* _TEXTE À LIRE_:
Le stress post-traumatique frappe plusieurs centaines de soldats par an lors de leur retour d’Irak ou d’Afghanistan. Mais il ne concerne pas seulement les militaires : de nombreuses victimes souffrent de souvenirs insupportables liés à un accident passé, à des violences subies à l’enfance et d’autres événements terrifiants qui les laissent sujets aux flash-backs, aux troubles du sommeil, voire au comportement paranoïaque.
 

L’effacement des souvenirs : un nouveau pouvoir de l’homme sur l’homme

 
Les chercheurs de Toronto ont démontré qu’il est possible de désactiver certains souvenirs chez les souris en agissant directement sur des neurones liés à des événements traumatisants. Les souvenirs, conservés dans un petit réseau de cellules appelées engramme, activent un très petit nombre de neurones qui ont pour spécificité de se mobiliser lors d’un événement effrayant et qui sont alors « recrutés » afin d’encoder le souvenir de la peur ou de la menace. Ces souvenirs resurgissent régulièrement, troublant la vie quotidienne des victimes.
 
Selon le Dr Sheena Josselyn, du département de la physiologie de l’université de Toronto, il pourrait être un jour possible de désactiver précisément ces cellules : « Notre objectif serait de trouver une solution pharmacologique afin de cibler et de désactiver ces neurones uniquement, un peu à la manière d’une molécule-missile guidée par la chaleur. »
 
Chez les souris, la désactivation s’est faite par voie d’opération chirurgicale en prélevant l’engramme lui-même.
 

Guérir du stress post-traumatique en « oubliant sa cause »

Enregistrements issus d'un jeu de données
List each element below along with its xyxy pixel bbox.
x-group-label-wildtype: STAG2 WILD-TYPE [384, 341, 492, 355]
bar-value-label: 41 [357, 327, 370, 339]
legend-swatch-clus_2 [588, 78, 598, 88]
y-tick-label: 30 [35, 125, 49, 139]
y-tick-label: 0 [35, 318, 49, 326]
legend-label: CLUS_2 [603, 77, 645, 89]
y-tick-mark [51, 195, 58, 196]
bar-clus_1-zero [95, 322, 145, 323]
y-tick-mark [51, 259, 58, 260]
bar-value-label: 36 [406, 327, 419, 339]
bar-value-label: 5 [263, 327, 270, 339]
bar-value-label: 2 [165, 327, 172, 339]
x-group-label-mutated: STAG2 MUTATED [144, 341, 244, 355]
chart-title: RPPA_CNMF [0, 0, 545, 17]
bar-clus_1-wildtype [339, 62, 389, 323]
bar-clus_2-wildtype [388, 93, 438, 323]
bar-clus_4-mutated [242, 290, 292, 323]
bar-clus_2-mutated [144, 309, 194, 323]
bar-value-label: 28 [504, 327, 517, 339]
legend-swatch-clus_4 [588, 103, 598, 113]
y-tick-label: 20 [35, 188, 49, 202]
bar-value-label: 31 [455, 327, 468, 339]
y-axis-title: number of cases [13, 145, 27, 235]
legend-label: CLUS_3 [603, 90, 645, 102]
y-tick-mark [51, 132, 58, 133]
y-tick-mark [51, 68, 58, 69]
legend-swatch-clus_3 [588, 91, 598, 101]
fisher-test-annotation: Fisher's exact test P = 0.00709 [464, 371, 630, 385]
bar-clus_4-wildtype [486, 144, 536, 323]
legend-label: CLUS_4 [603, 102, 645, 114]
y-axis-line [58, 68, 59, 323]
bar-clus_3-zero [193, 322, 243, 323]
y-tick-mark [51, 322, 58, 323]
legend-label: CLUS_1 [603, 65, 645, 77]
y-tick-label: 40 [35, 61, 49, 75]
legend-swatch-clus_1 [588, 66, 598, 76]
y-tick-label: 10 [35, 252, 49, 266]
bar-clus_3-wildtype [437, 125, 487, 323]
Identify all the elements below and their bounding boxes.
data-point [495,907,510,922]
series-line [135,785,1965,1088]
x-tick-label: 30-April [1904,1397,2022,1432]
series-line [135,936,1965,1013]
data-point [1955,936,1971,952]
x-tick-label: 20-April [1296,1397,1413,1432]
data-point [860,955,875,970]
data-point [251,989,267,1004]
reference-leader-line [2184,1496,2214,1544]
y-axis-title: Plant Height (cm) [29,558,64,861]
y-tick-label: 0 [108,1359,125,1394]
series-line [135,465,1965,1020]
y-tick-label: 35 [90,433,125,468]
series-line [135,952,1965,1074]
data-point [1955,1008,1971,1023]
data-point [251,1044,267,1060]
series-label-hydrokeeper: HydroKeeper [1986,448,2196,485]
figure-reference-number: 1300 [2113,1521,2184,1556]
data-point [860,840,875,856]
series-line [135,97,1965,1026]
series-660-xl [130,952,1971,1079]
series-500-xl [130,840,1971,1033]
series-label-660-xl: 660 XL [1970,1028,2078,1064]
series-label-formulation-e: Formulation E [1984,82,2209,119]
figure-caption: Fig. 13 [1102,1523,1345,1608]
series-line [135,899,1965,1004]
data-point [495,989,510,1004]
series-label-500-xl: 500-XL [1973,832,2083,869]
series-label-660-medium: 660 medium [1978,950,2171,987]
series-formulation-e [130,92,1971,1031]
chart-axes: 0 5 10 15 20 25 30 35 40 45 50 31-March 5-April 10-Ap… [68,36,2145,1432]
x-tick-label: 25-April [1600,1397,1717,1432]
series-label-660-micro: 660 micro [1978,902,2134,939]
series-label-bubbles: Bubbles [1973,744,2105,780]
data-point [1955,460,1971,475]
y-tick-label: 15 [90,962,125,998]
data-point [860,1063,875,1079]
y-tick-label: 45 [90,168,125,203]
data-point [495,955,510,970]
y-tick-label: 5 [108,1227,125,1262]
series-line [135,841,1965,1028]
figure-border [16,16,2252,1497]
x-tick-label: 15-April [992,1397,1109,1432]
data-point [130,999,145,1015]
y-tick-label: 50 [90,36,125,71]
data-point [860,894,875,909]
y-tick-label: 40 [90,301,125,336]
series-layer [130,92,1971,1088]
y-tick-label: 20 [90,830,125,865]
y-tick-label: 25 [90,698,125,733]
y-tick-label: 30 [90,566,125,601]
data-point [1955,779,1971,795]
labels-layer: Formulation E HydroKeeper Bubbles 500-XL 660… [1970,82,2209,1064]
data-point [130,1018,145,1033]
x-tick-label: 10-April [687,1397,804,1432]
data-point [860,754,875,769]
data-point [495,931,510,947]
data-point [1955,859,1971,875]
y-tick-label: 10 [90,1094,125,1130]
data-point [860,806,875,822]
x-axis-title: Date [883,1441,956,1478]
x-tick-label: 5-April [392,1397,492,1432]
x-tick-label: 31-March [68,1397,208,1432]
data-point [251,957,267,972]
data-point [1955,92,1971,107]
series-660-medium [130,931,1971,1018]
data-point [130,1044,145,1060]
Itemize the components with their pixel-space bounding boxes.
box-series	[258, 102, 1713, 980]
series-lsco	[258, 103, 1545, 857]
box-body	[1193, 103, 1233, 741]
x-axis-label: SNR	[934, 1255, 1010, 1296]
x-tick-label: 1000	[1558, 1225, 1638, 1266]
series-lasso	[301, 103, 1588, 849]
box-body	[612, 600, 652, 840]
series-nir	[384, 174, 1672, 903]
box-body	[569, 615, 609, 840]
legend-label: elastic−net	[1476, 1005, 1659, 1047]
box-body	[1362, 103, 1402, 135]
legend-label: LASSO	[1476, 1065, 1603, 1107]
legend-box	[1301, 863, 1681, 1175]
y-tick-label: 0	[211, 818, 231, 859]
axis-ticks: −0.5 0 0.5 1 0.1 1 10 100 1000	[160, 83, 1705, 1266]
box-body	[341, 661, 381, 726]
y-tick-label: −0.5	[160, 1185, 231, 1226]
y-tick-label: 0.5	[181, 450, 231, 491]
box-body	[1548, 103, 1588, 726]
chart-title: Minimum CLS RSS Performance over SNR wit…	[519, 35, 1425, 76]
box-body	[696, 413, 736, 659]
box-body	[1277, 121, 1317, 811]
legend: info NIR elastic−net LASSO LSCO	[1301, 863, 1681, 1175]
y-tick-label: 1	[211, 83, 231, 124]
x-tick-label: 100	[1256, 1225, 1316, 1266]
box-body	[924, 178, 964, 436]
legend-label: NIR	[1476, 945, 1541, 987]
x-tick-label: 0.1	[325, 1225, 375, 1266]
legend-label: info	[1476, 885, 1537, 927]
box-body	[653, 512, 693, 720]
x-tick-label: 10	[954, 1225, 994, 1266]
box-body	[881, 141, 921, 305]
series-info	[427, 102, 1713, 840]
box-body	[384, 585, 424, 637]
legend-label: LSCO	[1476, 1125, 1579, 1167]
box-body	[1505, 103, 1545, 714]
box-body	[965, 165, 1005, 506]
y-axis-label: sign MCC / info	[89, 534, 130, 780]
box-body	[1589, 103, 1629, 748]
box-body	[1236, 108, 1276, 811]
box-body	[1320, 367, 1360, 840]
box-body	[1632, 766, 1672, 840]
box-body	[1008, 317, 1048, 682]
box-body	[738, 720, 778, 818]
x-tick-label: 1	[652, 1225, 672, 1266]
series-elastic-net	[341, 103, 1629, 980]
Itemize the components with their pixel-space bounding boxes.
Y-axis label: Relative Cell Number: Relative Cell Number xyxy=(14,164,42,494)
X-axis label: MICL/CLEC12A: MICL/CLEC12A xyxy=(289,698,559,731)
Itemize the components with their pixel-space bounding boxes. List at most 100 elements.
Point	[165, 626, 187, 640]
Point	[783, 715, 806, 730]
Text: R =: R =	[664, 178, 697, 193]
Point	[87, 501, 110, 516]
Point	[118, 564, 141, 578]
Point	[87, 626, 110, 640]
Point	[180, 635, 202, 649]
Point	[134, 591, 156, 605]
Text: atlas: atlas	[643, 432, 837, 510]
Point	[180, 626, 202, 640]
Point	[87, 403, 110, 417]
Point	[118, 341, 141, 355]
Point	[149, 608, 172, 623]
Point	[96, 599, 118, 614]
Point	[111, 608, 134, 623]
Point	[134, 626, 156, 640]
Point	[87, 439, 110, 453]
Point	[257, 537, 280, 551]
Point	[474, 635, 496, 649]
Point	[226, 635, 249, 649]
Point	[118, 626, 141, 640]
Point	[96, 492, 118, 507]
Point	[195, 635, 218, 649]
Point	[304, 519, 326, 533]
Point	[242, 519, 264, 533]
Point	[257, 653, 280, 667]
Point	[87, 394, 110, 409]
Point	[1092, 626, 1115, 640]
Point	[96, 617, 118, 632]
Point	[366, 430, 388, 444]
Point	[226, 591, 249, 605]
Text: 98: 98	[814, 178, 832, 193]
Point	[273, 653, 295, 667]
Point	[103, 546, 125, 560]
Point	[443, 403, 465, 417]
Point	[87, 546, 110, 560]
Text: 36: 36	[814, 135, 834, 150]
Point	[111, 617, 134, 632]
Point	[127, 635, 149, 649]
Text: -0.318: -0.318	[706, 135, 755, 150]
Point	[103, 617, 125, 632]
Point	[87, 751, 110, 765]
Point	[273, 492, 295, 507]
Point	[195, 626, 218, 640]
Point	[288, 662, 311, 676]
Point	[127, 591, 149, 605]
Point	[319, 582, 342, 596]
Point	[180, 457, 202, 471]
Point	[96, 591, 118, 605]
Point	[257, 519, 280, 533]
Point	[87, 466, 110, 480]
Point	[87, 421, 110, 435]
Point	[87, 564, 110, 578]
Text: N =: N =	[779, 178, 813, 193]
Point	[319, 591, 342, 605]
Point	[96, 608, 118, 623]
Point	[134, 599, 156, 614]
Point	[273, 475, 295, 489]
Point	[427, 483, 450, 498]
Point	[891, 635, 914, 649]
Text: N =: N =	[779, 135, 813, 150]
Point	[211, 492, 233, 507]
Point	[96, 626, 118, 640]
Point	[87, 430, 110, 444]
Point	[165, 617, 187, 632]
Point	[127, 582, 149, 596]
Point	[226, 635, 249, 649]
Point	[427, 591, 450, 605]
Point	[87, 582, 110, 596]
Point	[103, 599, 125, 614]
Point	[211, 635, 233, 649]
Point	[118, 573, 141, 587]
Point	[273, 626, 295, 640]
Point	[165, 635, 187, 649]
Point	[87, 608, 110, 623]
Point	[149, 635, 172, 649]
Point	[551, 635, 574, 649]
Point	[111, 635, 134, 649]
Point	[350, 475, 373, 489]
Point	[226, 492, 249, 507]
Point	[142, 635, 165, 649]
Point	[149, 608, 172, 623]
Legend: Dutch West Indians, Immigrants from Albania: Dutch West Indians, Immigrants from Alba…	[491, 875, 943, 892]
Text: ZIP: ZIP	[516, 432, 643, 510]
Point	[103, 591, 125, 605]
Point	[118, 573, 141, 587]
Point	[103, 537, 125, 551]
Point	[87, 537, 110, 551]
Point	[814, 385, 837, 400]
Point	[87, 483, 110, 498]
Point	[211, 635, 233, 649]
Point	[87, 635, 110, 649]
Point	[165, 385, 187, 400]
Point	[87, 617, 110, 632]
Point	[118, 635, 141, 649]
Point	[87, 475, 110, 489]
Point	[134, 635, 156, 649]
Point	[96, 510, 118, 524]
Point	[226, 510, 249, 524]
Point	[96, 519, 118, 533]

* _CONSIGNE 1_:
Relevez tous les troubles auxquels, selon le texte sur le stress post-traumatique, sont sujettes les victimes de souvenirs insupportables.
* _CONSIGNE 2_:
Rédigez la suite du texte sur le stress post-traumatique en commençant juste après son dernier intertitre.

* _RÉPONSE 1_:
Les flash-backs, les troubles du sommeil et le comportement paranoïaque.

* _RÉPONSE 2_:
Le Dr Josselyn reconnaît les abus potentiels et les risques importants d’une technique de désactivation des souvenirs des êtres humains. D’une part, elle pourrait être réclamée par des personnes désireuses d’effacer le souvenir d’une rupture douloureuse ou d’une expérience qu’elles préféreraient oublier. « Nous apprenons tous de nos erreurs. Si nous effaçons le souvenir de nos erreurs, qu’est-ce qui nous empêchera de les reproduire ? Il y a des implications et des considérations éthiques très importantes. Ce n’est pas parce qu’une chose est possible il faut la mettre en œuvre :, souligne-t-elle, affirmant que cette étude ne fait que prouver la possibilité d’un effacement des souvenirs : « Notre société se doit de développer une politique éthique à propos de l’utilisation de cette technique. »
 
L’effacement des souvenirs se fait de façon naturelle, mais qu’en est-il de leur suppression délibérée et des émotions qui ont accompagné l’événement ? Selon le professeur Sir Simon Wessely, président du Collège royal des psychiatres britanniques, le stress post-traumatique sur les théâtres d’opérations est lié notamment aux transgressions, soit que le soldat ait été témoin d’une atrocité, soit qu’il l’ait commise. « Même si l’effacement de ses souvenirs était possible, des questions éthiques et morales se posent à propos du fait de savoir s’il est juste d’y avoir recours. Pour ma part je pense que non », a-t-il dit.
 
Une autre application de la technique consisterait à traiter les problèmes d’addiction en éliminant le souvenir du plaisir lié à la première consommation de produits addictifs.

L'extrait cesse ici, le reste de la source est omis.